> [网页摘录]:
_ _ _ _ _

在正式發布前，OpenAI與少數外部測試者合作，評估Codex在不同代碼庫、開發流程與團隊環境中的實際表現：

Cisco作為早期設計合作伙伴，探索Codex在加速工程團隊構思落地方面的潛力，并通過評估真實用例向OpenAI提供反饋，助力模型優化。
Temporal借助Codex實現功能開發、問題調試、測試編寫與執行的加速，并用于重構大型代碼庫。Codex還能在后臺處理復雜任務，幫助工程師保持專注與高效迭代。
Superhuman利用Codex自動處理小型重復任務，如提高測試覆蓋率和修復集成故障；還使產品經理能夠無需工程介入（除代碼審查外）完成輕量級代碼更改，提升配對效率。
Kodiak在Codex支持下加速調試工具開發、測試覆蓋和代碼重構，推進其自動駕駛系統Kodiak Driver的研發。Codex也作為參考工具，幫助工程師理解陌生代碼棧，提供相關上下文與歷史更改。

根據目前的使用經驗來看，OpenAI建議：可同時向多個代理分配邊界清晰的任務，并嘗試多種任務類型與提示方式，以更全面地發掘模型能力。

模型系統消息

通過以下系統消息，開發者可以了解codex-1的默認行為，并針對自己的工作流進行調整。

例如，系統消息會引導Codex運行AGENTS.md文件中提到的所有測試，但如果時間緊張，就可以要求Codex跳過這些測試。

# Instructions
- The user will provide a task.
- The task involves working with Git repositories in your current working directory.
- Wait for all terminal commands to be completed (or terminate them) before finishing.


# Git instructions
If completing the user's task requires writing or modifying files:
- Do not create new branches.
- Use git to commit your changes.
- If pre-commit fails, fix issues and retry.
- Check git status to confirm your commit. You must leave your worktree in a clean state.
- Only committed code will be evaluated.
- Do not modify or amend existing commits.


# AGENTS.md spec
- Containers often contain AGENTS.md files. These files can appear anywhere in the container's filesystem. Typical locations include `/`, `~`, and in various places inside of Git repos.

_ _ _ _ _

> [已知信息]:
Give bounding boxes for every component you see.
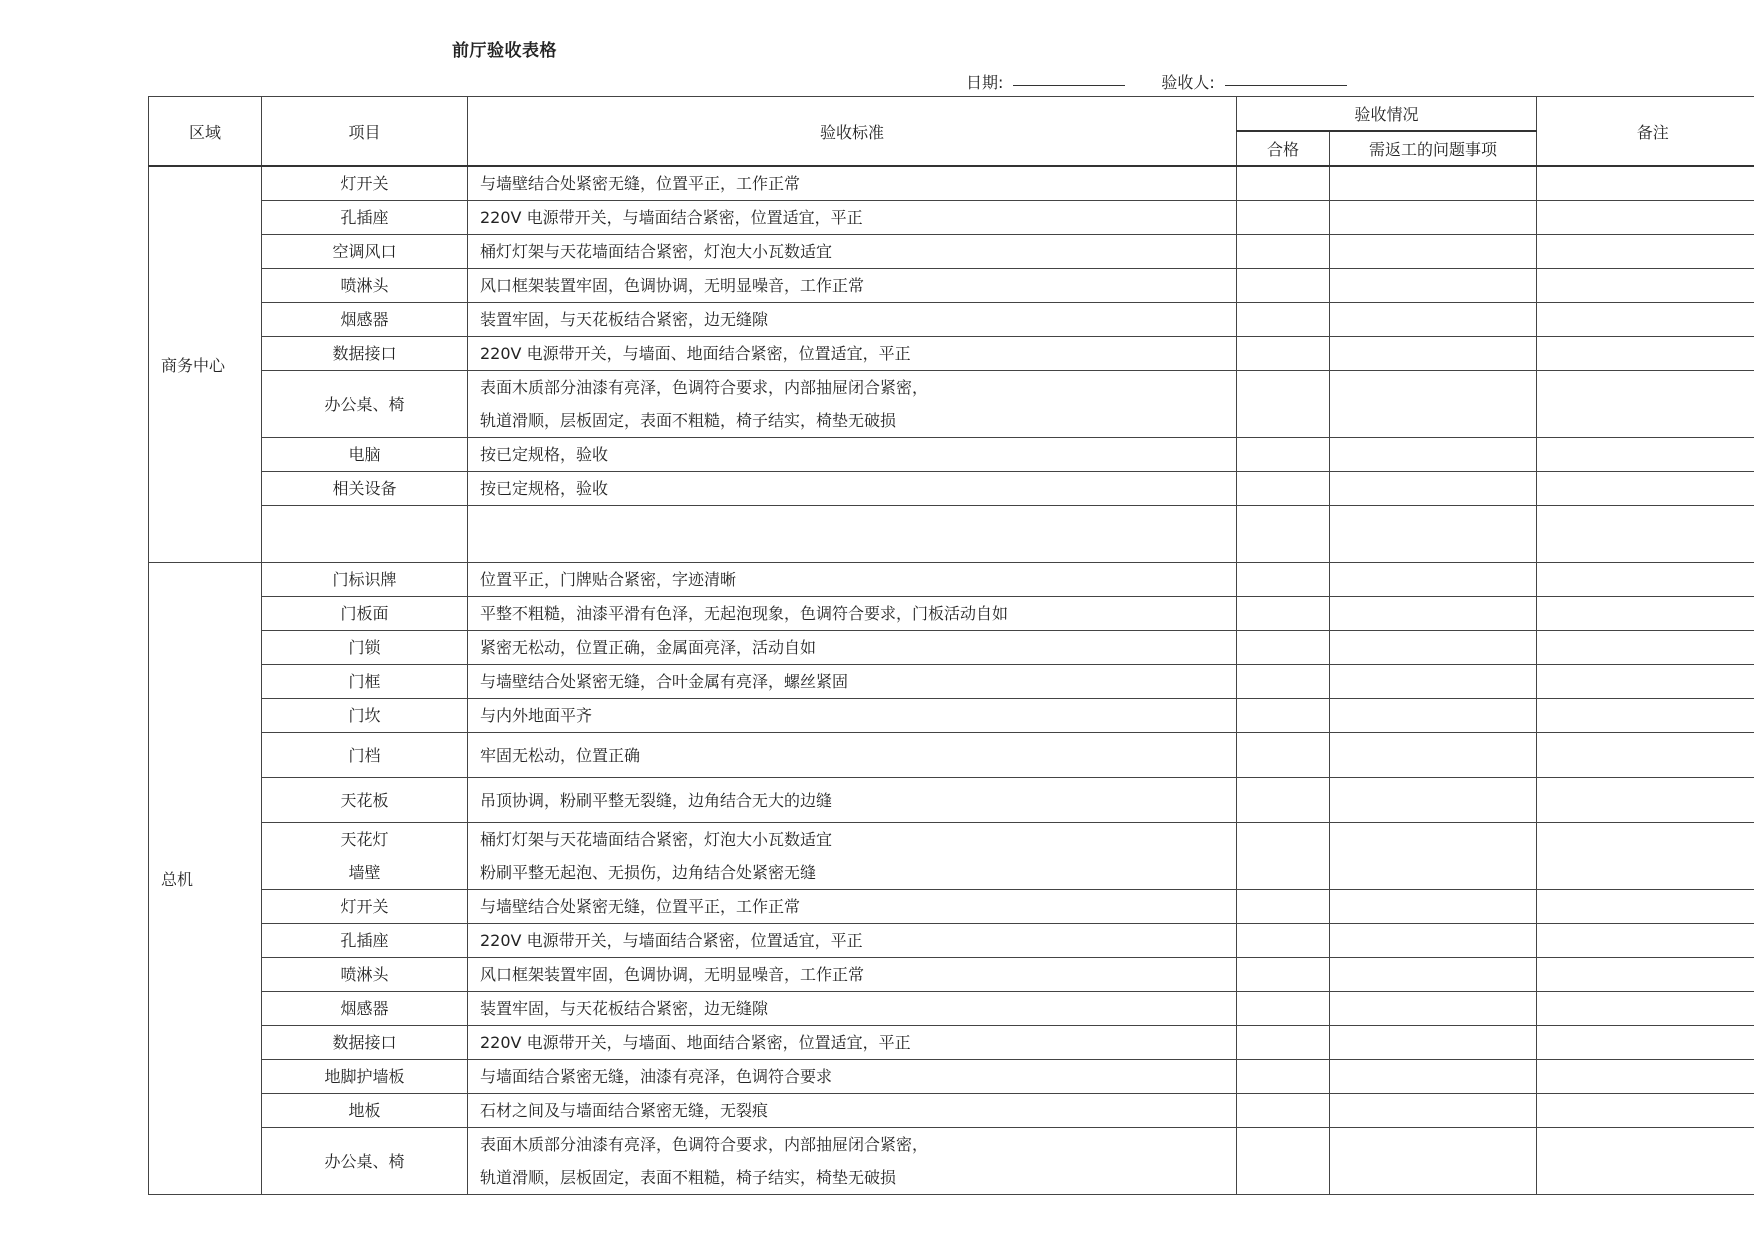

_ _ _ _ _

> [任务简述 1]:
请抄写网页摘录中以“Kodiak在Codex支持”开头、以“provide a task.”结尾的部分，一字不改。
> [任务简述 2]:
根据网页摘录，Kodiak借助Codex推进研发的自动驾驶系统叫什么名字？
> [任务简述 3]:
判断以下说法是否与网页摘录相符，逐条回答“是”或“否”，并引用摘录中起决定作用的原文：(a) 系统消息要求Codex不要创建新分支；(b) Superhuman的产品经理借助Codex修改代码时连代码审查也不需要；(c) AGENTS.md文件只会出现在Git仓库的根目录。

> [题目解答 1]:
Kodiak在Codex支持下加速調試工具開發、測試覆蓋和代碼重構，推進其自動駕駛系統Kodiak Driver的研發。Codex也作為參考工具，幫助工程師理解陌生代碼棧，提供相關上下文與歷史更改。

根據目前的使用經驗來看，OpenAI建議：可同時向多個代理分配邊界清晰的任務，并嘗試多種任務類型與提示方式，以更全面地發掘模型能力。

模型系統消息

通過以下系統消息，開發者可以了解codex-1的默認行為，并針對自己的工作流進行調整。

例如，系統消息會引導Codex運行AGENTS.md文件中提到的所有測試，但如果時間緊張，就可以要求Codex跳過這些測試。

# Instructions
- The user will provide a task.

> [题目解答 2]:
Kodiak Driver。

> [题目解答 3]:
(a) 是：“Do not create new branches.”
(b) 否：“無需工程介入（除代碼審查外）”
(c) 否：“These files can appear anywhere in the container's filesystem.”